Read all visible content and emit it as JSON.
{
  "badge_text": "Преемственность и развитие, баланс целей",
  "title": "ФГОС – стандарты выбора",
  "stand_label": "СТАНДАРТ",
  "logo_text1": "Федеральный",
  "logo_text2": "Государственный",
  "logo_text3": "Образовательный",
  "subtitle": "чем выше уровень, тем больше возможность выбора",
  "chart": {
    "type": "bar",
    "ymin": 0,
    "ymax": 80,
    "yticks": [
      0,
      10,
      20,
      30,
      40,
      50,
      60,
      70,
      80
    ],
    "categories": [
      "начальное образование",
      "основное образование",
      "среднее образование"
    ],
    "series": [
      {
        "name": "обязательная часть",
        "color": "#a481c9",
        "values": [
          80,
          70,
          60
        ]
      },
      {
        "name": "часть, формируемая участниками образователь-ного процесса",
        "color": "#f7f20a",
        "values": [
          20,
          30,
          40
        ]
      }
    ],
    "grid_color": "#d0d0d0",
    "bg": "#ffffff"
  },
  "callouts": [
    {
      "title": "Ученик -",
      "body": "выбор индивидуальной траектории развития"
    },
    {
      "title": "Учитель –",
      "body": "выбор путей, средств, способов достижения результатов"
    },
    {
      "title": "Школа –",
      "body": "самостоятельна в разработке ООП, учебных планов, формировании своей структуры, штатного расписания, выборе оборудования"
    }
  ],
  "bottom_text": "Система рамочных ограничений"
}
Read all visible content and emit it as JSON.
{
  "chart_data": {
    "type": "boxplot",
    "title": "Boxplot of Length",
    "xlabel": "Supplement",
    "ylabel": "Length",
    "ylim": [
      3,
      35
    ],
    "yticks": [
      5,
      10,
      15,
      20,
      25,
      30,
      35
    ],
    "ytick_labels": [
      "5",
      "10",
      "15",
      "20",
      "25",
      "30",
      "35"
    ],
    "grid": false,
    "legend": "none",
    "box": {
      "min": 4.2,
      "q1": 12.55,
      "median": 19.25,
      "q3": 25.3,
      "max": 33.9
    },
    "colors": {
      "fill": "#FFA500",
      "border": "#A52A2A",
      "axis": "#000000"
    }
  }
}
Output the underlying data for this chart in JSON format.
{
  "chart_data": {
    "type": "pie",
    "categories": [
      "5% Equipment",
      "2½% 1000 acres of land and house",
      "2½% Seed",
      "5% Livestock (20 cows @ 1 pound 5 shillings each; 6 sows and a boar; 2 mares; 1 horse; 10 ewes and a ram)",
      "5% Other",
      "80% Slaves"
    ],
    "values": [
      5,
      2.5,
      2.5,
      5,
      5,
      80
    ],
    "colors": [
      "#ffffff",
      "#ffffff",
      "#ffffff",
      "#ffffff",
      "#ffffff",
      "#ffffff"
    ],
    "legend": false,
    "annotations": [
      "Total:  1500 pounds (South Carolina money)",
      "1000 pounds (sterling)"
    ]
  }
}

---------------

▶ Do this:
Restate the whole listing exactly, leaving out nothing.

▶ Task response:
Read all visible content and emit it as JSON.
{
  "badge_text": "Преемственность и развитие, баланс целей",
  "title": "ФГОС – стандарты выбора",
  "stand_label": "СТАНДАРТ",
  "logo_text1": "Федеральный",
  "logo_text2": "Государственный",
  "logo_text3": "Образовательный",
  "subtitle": "чем выше уровень, тем больше возможность выбора",
  "chart": {
    "type": "bar",
    "ymin": 0,
    "ymax": 80,
    "yticks": [
      0,
      10,
      20,
      30,
      40,
      50,
      60,
      70,
      80
    ],
    "categories": [
      "начальное образование",
      "основное образование",
      "среднее образование"
    ],
    "series": [
      {
        "name": "обязательная часть",
        "color": "#a481c9",
        "values": [
          80,
          70,
          60
        ]
      },
      {
        "name": "часть, формируемая участниками образователь-ного процесса",
        "color": "#f7f20a",
        "values": [
          20,
          30,
          40
        ]
      }
    ],
    "grid_color": "#d0d0d0",
    "bg": "#ffffff"
  },
  "callouts": [
    {
      "title": "Ученик -",
      "body": "выбор индивидуальной траектории развития"
    },
    {
      "title": "Учитель –",
      "body": "выбор путей, средств, способов достижения результатов"
    },
    {
      "title": "Школа –",
      "body": "самостоятельна в разработке ООП, учебных планов, формировании своей структуры, штатного расписания, выборе оборудования"
    }
  ],
  "bottom_text": "Система рамочных ограничений"
}
Read all visible content and emit it as JSON.
{
  "chart_data": {
    "type": "boxplot",
    "title": "Boxplot of Length",
    "xlabel": "Supplement",
    "ylabel": "Length",
    "ylim": [
      3,
      35
    ],
    "yticks": [
      5,
      10,
      15,
      20,
      25,
      30,
      35
    ],
    "ytick_labels": [
      "5",
      "10",
      "15",
      "20",
      "25",
      "30",
      "35"
    ],
    "grid": false,
    "legend": "none",
    "box": {
      "min": 4.2,
      "q1": 12.55,
      "median": 19.25,
      "q3": 25.3,
      "max": 33.9
    },
    "colors": {
      "fill": "#FFA500",
      "border": "#A52A2A",
      "axis": "#000000"
    }
  }
}
Output the underlying data for this chart in JSON format.
{
  "chart_data": {
    "type": "pie",
    "categories": [
      "5% Equipment",
      "2½% 1000 acres of land and house",
      "2½% Seed",
      "5% Livestock (20 cows @ 1 pound 5 shillings each; 6 sows and a boar; 2 mares; 1 horse; 10 ewes and a ram)",
      "5% Other",
      "80% Slaves"
    ],
    "values": [
      5,
      2.5,
      2.5,
      5,
      5,
      80
    ],
    "colors": [
      "#ffffff",
      "#ffffff",
      "#ffffff",
      "#ffffff",
      "#ffffff",
      "#ffffff"
    ],
    "legend": false,
    "annotations": [
      "Total:  1500 pounds (South Carolina money)",
      "1000 pounds (sterling)"
    ]
  }
}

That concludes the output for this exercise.